** Start INPUT **

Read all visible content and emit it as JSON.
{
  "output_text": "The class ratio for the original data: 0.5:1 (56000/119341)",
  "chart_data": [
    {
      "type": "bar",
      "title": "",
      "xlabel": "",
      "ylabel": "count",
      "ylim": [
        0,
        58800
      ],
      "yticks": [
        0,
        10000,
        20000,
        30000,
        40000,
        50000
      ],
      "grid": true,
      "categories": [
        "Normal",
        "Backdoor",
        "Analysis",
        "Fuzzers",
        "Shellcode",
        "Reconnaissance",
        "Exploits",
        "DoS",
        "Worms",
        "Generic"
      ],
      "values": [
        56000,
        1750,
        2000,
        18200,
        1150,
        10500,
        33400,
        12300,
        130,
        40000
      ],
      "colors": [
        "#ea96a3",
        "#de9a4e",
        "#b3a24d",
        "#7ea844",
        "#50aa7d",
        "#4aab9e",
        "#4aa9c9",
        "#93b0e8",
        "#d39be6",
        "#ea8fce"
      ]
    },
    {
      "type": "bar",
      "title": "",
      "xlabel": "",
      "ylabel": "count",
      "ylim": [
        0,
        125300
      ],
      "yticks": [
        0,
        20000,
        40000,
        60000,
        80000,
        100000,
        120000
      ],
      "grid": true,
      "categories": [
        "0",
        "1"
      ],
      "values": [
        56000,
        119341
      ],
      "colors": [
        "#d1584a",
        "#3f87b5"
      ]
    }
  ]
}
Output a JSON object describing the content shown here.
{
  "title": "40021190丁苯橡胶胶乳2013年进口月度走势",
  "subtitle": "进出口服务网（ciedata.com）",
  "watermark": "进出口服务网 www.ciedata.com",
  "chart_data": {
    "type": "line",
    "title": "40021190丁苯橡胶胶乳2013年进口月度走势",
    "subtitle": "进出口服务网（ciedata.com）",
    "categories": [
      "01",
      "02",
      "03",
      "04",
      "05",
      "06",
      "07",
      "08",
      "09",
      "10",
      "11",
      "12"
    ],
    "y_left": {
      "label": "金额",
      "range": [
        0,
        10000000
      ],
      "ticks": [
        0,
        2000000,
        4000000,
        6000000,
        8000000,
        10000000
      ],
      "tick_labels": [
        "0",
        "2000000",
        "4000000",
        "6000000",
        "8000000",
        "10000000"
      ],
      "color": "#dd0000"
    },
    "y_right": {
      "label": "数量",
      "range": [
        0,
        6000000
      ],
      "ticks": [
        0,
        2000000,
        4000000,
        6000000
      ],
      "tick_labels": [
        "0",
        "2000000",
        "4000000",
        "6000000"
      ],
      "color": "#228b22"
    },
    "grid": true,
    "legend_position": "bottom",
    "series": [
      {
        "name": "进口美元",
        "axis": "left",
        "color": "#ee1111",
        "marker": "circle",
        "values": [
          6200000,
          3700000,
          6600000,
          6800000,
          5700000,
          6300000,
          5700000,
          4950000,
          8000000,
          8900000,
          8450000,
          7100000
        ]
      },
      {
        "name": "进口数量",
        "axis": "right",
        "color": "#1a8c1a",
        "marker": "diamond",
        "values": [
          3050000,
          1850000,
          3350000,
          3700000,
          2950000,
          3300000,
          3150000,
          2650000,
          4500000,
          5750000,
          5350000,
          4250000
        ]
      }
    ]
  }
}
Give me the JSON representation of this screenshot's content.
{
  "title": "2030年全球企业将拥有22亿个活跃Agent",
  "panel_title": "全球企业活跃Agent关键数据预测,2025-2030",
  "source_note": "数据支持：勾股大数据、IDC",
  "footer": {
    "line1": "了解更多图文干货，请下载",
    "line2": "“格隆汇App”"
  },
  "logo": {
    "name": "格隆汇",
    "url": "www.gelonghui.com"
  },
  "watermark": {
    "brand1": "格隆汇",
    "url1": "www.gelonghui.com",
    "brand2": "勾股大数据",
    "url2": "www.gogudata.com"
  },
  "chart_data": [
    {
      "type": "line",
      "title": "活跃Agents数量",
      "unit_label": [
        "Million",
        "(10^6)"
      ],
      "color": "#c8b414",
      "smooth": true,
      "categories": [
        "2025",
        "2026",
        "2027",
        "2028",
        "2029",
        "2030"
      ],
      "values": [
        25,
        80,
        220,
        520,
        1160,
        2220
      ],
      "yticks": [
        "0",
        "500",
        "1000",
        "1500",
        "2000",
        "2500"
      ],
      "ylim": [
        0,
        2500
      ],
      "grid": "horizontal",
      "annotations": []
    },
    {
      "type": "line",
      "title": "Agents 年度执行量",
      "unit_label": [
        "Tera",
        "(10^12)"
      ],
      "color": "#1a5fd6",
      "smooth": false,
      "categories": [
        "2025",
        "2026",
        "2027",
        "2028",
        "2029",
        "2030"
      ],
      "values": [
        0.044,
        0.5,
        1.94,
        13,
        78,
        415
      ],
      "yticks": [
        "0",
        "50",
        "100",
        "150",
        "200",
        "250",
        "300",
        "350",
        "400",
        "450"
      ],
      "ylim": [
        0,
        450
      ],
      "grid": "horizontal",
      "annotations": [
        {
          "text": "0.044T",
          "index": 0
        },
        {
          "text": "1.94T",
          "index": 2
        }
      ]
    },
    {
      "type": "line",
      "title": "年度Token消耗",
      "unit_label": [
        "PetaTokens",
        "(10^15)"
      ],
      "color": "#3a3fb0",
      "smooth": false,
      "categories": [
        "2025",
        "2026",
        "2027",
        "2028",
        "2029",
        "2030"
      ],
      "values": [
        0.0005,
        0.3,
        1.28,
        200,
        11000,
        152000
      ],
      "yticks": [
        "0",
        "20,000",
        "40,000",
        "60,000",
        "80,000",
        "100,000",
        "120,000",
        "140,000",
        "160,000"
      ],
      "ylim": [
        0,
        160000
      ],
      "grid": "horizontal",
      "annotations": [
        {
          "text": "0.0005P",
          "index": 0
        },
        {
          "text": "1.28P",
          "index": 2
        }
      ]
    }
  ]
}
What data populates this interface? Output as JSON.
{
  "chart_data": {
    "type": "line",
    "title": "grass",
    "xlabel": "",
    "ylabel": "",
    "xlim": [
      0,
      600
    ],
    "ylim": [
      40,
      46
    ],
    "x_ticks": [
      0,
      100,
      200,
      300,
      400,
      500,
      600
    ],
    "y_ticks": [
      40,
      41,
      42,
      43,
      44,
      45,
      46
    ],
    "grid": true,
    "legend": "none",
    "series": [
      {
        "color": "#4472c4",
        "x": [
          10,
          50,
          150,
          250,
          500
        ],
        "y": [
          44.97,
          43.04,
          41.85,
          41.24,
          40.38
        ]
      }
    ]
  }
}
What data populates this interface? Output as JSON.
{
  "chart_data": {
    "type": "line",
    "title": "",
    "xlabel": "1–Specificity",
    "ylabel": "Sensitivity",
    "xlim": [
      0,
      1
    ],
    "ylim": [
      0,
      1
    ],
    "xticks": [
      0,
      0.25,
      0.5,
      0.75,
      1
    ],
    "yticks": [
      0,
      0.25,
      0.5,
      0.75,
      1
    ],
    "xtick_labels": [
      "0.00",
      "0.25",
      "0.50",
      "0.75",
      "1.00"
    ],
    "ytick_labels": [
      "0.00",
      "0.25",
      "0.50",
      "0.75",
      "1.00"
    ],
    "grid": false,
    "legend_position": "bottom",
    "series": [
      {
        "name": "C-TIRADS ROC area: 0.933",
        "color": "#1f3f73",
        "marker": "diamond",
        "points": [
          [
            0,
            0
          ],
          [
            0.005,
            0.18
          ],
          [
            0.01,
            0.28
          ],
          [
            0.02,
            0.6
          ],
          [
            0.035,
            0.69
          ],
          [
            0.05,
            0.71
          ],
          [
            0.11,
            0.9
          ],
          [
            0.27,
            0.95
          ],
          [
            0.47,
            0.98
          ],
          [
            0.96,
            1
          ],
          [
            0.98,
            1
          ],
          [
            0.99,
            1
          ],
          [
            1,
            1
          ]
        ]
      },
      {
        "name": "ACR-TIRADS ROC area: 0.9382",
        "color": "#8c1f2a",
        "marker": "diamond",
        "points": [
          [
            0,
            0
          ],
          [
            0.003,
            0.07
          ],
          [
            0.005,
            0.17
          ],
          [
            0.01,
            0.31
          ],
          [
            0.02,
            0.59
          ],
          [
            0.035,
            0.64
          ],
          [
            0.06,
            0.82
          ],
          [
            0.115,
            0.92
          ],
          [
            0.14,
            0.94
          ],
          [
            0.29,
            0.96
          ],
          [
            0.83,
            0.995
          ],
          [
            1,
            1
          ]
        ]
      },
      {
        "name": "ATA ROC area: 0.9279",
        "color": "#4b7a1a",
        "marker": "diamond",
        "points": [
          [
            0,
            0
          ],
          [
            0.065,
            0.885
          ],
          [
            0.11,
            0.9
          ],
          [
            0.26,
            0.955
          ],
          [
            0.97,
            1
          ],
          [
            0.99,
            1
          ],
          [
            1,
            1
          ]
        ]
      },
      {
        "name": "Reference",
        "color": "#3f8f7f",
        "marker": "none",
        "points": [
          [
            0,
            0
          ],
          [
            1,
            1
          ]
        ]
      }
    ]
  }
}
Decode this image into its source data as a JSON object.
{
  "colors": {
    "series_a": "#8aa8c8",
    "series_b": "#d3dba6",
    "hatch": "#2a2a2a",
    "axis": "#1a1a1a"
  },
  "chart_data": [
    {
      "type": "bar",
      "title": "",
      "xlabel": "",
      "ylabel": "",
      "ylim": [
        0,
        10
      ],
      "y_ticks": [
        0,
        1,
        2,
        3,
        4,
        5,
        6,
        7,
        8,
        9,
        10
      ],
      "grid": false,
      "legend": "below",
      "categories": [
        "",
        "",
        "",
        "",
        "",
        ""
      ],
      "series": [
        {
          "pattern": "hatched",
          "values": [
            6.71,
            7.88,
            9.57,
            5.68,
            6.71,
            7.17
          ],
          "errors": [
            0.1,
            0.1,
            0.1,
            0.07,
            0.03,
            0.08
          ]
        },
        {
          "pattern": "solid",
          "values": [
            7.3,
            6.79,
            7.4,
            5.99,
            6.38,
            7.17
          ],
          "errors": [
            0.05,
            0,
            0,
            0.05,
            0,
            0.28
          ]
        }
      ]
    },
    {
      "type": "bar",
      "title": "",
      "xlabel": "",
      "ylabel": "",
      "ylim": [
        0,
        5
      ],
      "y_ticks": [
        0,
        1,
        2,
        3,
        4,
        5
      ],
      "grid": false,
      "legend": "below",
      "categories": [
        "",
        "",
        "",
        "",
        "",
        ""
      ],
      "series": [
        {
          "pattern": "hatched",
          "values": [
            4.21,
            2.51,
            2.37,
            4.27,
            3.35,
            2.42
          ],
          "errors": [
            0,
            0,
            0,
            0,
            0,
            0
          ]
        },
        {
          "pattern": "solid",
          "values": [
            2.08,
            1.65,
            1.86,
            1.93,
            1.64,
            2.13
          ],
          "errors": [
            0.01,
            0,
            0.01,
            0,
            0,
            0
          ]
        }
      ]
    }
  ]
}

** End INPUT **

WHAT TO WORK ON
Display every line of the listing that contains the string "area".

EXERCISE OUTPUT
        "name": "C-TIRADS ROC area: 0.933",
        "name": "ACR-TIRADS ROC area: 0.9382",
        "name": "ATA ROC area: 0.9279",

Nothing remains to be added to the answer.